» EXERCISE: Gather every line in the records below that contains the word "issued".

» Stored dataset items:

——

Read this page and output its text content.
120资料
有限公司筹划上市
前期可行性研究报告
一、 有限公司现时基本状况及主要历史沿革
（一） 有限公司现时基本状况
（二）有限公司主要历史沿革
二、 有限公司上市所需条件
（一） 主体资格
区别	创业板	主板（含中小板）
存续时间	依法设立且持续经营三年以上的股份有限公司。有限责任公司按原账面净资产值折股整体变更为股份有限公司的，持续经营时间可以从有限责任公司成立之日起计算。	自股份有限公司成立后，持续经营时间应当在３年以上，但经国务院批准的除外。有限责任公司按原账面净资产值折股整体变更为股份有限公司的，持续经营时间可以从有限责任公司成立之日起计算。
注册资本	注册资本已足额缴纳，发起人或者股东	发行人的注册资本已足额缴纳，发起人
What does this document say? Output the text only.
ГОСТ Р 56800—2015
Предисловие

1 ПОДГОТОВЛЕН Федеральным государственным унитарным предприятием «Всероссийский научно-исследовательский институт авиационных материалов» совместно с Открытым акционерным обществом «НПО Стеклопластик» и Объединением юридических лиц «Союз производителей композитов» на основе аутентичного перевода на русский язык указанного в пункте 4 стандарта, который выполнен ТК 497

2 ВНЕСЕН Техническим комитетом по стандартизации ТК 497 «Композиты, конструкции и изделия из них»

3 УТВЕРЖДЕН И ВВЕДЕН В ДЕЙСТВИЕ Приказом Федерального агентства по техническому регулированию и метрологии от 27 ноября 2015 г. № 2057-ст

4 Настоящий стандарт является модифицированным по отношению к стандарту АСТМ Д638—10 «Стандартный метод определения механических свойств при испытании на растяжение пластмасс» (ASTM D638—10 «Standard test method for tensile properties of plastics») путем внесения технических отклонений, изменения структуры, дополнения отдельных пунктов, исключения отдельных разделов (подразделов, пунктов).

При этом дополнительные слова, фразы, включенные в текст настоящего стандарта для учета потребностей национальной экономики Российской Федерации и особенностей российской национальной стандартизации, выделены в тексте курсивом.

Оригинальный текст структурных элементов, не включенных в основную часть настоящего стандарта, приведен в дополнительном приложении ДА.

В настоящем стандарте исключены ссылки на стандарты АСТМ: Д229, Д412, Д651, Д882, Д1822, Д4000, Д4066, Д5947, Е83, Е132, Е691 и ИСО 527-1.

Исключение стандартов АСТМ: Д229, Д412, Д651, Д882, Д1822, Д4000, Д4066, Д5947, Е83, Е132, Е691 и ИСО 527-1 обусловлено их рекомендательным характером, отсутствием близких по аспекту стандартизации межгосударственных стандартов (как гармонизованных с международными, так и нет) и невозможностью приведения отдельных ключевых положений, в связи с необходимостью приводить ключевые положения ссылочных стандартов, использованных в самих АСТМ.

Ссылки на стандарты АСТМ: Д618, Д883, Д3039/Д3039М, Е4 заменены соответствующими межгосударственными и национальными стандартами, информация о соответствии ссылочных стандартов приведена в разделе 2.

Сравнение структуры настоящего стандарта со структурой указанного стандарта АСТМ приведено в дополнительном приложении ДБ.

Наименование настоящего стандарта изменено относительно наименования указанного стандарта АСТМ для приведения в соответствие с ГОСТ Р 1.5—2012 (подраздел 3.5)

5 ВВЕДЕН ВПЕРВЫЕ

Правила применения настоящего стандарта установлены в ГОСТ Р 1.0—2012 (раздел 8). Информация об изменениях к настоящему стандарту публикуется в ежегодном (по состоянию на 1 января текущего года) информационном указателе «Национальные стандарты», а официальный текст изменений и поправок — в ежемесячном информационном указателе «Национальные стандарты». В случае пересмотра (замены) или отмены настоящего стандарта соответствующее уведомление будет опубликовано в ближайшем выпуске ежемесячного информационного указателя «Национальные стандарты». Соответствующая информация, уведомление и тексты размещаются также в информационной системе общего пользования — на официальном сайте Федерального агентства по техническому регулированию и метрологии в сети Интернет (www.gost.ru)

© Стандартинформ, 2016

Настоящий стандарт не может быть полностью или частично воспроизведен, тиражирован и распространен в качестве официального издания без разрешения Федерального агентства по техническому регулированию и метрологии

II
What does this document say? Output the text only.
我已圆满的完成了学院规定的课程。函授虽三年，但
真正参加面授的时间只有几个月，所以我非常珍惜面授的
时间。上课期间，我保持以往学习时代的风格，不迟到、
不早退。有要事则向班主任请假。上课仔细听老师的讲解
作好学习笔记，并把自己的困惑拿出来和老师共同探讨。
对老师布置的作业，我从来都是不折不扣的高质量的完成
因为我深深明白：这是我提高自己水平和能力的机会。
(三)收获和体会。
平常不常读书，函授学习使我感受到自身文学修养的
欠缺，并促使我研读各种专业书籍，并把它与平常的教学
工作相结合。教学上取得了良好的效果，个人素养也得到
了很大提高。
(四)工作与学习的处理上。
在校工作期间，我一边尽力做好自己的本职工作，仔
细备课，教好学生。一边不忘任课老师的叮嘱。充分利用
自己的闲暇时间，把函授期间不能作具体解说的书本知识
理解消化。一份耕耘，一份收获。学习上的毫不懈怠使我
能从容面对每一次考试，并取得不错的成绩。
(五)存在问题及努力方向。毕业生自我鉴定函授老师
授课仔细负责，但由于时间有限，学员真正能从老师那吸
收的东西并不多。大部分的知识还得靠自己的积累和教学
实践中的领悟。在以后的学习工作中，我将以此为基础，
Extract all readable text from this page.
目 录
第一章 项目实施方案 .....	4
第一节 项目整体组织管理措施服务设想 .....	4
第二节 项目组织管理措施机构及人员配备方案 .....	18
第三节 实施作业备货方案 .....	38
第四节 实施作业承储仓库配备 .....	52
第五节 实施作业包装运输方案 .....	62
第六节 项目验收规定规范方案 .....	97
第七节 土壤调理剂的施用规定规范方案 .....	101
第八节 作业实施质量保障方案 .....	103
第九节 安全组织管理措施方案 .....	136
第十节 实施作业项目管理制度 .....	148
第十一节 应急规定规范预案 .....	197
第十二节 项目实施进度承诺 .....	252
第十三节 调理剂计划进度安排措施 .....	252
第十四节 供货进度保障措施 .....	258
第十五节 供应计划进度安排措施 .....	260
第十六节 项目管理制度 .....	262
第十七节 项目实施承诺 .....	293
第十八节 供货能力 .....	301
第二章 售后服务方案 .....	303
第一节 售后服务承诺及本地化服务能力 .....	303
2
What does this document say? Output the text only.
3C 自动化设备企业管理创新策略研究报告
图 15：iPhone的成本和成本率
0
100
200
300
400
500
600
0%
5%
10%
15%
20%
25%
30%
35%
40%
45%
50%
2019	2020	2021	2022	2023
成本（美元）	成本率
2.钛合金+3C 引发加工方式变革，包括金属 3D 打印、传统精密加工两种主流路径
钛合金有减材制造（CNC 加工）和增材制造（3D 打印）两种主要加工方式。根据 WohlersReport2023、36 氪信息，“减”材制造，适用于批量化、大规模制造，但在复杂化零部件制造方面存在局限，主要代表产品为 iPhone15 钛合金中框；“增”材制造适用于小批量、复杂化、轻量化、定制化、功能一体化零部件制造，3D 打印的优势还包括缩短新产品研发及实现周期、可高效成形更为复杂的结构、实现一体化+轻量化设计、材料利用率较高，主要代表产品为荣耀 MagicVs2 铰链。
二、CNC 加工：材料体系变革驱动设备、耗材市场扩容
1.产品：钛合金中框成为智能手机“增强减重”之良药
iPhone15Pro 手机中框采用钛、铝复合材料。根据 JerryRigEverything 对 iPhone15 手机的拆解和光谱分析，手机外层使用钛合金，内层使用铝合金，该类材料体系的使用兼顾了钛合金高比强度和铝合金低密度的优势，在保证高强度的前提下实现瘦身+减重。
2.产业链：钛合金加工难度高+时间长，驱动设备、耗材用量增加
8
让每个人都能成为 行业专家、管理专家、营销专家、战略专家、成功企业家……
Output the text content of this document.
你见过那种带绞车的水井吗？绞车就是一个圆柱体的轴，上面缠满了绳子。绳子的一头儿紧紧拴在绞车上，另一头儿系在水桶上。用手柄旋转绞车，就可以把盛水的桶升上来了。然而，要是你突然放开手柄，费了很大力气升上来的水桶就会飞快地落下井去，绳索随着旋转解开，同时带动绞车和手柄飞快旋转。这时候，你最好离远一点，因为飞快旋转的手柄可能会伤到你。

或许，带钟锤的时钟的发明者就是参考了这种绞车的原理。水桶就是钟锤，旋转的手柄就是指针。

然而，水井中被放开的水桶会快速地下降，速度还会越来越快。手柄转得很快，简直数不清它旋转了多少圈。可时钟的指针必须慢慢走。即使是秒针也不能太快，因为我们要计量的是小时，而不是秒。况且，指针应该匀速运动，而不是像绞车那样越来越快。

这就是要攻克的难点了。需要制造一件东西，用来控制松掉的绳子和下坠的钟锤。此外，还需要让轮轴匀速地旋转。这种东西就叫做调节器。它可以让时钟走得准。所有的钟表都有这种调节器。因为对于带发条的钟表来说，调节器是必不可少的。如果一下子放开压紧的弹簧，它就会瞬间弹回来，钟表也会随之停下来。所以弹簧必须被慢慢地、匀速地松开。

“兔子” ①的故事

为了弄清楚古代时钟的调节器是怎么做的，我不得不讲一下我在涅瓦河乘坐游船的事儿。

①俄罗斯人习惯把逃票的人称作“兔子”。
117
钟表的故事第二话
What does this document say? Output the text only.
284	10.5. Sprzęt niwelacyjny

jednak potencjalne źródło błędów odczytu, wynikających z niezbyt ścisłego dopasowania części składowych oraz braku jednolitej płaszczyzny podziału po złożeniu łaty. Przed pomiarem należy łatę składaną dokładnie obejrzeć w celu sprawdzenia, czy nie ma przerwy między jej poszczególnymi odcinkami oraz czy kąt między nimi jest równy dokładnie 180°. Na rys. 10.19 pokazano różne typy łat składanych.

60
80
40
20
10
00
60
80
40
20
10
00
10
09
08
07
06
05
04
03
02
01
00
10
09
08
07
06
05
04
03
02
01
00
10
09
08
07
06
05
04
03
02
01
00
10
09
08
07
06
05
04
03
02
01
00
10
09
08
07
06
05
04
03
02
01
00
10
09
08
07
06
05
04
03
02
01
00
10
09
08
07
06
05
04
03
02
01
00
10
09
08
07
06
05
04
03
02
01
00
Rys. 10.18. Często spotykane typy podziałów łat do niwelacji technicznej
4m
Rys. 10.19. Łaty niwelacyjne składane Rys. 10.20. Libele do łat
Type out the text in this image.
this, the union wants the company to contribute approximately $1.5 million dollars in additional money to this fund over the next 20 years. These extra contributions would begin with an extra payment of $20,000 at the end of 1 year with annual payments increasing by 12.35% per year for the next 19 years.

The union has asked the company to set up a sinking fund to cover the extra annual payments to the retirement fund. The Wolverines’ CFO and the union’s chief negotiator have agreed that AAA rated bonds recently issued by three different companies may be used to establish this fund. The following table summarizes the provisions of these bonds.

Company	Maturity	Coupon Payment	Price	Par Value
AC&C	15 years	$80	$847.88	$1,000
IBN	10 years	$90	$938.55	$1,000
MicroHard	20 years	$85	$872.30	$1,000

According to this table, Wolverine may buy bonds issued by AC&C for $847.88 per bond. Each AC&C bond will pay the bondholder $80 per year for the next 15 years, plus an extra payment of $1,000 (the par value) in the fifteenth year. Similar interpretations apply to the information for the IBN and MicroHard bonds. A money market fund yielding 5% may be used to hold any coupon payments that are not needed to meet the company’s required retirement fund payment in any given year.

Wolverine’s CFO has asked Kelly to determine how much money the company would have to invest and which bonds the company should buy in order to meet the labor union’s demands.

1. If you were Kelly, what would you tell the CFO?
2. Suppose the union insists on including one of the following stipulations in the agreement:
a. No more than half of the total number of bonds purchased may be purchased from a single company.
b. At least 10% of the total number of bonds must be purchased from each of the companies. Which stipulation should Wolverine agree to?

——

» FINISHED TASK:
The union has asked the company to set up a sinking fund to cover the extra annual payments to the retirement fund. The Wolverines’ CFO and the union’s chief negotiator have agreed that AAA rated bonds recently issued by three different companies may be used to establish this fund. The following table summarizes the provisions of these bonds.
According to this table, Wolverine may buy bonds issued by AC&C for $847.88 per bond. Each AC&C bond will pay the bondholder $80 per year for the next 15 years, plus an extra payment of $1,000 (the par value) in the fifteenth year. Similar interpretations apply to the information for the IBN and MicroHard bonds. A money market fund yielding 5% may be used to hold any coupon payments that are not needed to meet the company’s required retirement fund payment in any given year.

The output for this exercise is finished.